_Information shown:_
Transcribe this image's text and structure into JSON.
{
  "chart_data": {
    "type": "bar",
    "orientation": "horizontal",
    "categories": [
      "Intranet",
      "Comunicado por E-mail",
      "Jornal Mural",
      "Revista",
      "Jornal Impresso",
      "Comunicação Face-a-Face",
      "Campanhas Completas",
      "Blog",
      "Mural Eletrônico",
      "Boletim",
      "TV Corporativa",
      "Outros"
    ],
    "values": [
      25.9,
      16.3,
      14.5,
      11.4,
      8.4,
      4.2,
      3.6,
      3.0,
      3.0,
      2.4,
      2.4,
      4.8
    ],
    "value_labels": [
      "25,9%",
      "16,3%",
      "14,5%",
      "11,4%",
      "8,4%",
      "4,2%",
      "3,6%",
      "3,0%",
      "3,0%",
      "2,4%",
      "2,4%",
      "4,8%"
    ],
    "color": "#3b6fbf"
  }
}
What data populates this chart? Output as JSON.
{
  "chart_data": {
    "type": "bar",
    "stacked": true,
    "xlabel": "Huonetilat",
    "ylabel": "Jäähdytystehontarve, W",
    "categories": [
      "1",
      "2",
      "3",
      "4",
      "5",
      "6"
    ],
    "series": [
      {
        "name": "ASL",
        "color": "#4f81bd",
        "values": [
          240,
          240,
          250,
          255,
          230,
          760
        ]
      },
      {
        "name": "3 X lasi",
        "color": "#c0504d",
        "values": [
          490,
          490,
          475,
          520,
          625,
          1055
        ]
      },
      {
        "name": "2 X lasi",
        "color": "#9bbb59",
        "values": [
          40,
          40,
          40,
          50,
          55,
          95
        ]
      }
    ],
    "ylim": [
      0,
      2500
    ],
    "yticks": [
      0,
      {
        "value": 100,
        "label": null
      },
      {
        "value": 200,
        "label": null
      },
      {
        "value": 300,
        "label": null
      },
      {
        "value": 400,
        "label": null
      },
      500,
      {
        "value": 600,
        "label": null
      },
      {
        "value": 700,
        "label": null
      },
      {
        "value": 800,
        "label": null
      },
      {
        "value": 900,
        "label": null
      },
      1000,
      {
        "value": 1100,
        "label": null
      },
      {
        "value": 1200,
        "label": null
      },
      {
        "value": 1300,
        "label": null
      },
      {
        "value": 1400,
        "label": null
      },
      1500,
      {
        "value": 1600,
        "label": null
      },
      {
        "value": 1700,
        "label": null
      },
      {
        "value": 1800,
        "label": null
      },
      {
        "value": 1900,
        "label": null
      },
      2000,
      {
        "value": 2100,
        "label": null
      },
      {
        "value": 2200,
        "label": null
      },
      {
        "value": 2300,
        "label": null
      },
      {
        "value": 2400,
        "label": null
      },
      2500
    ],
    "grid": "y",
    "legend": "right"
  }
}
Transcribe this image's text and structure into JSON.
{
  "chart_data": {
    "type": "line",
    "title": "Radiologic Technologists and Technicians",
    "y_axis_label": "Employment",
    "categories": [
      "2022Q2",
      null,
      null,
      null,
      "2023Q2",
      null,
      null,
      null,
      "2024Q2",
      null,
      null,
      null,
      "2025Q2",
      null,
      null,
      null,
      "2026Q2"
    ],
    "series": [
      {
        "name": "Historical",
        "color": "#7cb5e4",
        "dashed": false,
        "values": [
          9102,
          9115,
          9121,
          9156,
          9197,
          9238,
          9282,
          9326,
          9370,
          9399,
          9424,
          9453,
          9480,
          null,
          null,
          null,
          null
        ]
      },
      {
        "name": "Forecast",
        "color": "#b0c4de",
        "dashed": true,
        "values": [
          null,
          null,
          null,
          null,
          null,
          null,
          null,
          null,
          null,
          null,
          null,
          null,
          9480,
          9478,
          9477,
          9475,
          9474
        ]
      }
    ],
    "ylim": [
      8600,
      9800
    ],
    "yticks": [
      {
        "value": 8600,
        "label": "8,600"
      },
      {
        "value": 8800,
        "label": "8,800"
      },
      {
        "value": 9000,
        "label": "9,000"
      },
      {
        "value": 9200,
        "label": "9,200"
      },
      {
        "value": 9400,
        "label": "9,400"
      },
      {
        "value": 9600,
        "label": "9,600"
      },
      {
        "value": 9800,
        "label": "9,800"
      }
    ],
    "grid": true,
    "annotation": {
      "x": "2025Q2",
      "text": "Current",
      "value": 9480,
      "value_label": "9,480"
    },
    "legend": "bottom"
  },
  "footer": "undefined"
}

_Short task:_ Restate the data above word for word.

_Worked solution:_
Transcribe this image's text and structure into JSON.
{
  "chart_data": {
    "type": "bar",
    "orientation": "horizontal",
    "categories": [
      "Intranet",
      "Comunicado por E-mail",
      "Jornal Mural",
      "Revista",
      "Jornal Impresso",
      "Comunicação Face-a-Face",
      "Campanhas Completas",
      "Blog",
      "Mural Eletrônico",
      "Boletim",
      "TV Corporativa",
      "Outros"
    ],
    "values": [
      25.9,
      16.3,
      14.5,
      11.4,
      8.4,
      4.2,
      3.6,
      3.0,
      3.0,
      2.4,
      2.4,
      4.8
    ],
    "value_labels": [
      "25,9%",
      "16,3%",
      "14,5%",
      "11,4%",
      "8,4%",
      "4,2%",
      "3,6%",
      "3,0%",
      "3,0%",
      "2,4%",
      "2,4%",
      "4,8%"
    ],
    "color": "#3b6fbf"
  }
}
What data populates this chart? Output as JSON.
{
  "chart_data": {
    "type": "bar",
    "stacked": true,
    "xlabel": "Huonetilat",
    "ylabel": "Jäähdytystehontarve, W",
    "categories": [
      "1",
      "2",
      "3",
      "4",
      "5",
      "6"
    ],
    "series": [
      {
        "name": "ASL",
        "color": "#4f81bd",
        "values": [
          240,
          240,
          250,
          255,
          230,
          760
        ]
      },
      {
        "name": "3 X lasi",
        "color": "#c0504d",
        "values": [
          490,
          490,
          475,
          520,
          625,
          1055
        ]
      },
      {
        "name": "2 X lasi",
        "color": "#9bbb59",
        "values": [
          40,
          40,
          40,
          50,
          55,
          95
        ]
      }
    ],
    "ylim": [
      0,
      2500
    ],
    "yticks": [
      0,
      {
        "value": 100,
        "label": null
      },
      {
        "value": 200,
        "label": null
      },
      {
        "value": 300,
        "label": null
      },
      {
        "value": 400,
        "label": null
      },
      500,
      {
        "value": 600,
        "label": null
      },
      {
        "value": 700,
        "label": null
      },
      {
        "value": 800,
        "label": null
      },
      {
        "value": 900,
        "label": null
      },
      1000,
      {
        "value": 1100,
        "label": null
      },
      {
        "value": 1200,
        "label": null
      },
      {
        "value": 1300,
        "label": null
      },
      {
        "value": 1400,
        "label": null
      },
      1500,
      {
        "value": 1600,
        "label": null
      },
      {
        "value": 1700,
        "label": null
      },
      {
        "value": 1800,
        "label": null
      },
      {
        "value": 1900,
        "label": null
      },
      2000,
      {
        "value": 2100,
        "label": null
      },
      {
        "value": 2200,
        "label": null
      },
      {
        "value": 2300,
        "label": null
      },
      {
        "value": 2400,
        "label": null
      },
      2500
    ],
    "grid": "y",
    "legend": "right"
  }
}
Transcribe this image's text and structure into JSON.
{
  "chart_data": {
    "type": "line",
    "title": "Radiologic Technologists and Technicians",
    "y_axis_label": "Employment",
    "categories": [
      "2022Q2",
      null,
      null,
      null,
      "2023Q2",
      null,
      null,
      null,
      "2024Q2",
      null,
      null,
      null,
      "2025Q2",
      null,
      null,
      null,
      "2026Q2"
    ],
    "series": [
      {
        "name": "Historical",
        "color": "#7cb5e4",
        "dashed": false,
        "values": [
          9102,
          9115,
          9121,
          9156,
          9197,
          9238,
          9282,
          9326,
          9370,
          9399,
          9424,
          9453,
          9480,
          null,
          null,
          null,
          null
        ]
      },
      {
        "name": "Forecast",
        "color": "#b0c4de",
        "dashed": true,
        "values": [
          null,
          null,
          null,
          null,
          null,
          null,
          null,
          null,
          null,
          null,
          null,
          null,
          9480,
          9478,
          9477,
          9475,
          9474
        ]
      }
    ],
    "ylim": [
      8600,
      9800
    ],
    "yticks": [
      {
        "value": 8600,
        "label": "8,600"
      },
      {
        "value": 8800,
        "label": "8,800"
      },
      {
        "value": 9000,
        "label": "9,000"
      },
      {
        "value": 9200,
        "label": "9,200"
      },
      {
        "value": 9400,
        "label": "9,400"
      },
      {
        "value": 9600,
        "label": "9,600"
      },
      {
        "value": 9800,
        "label": "9,800"
      }
    ],
    "grid": true,
    "annotation": {
      "x": "2025Q2",
      "text": "Current",
      "value": 9480,
      "value_label": "9,480"
    },
    "legend": "bottom"
  },
  "footer": "undefined"
}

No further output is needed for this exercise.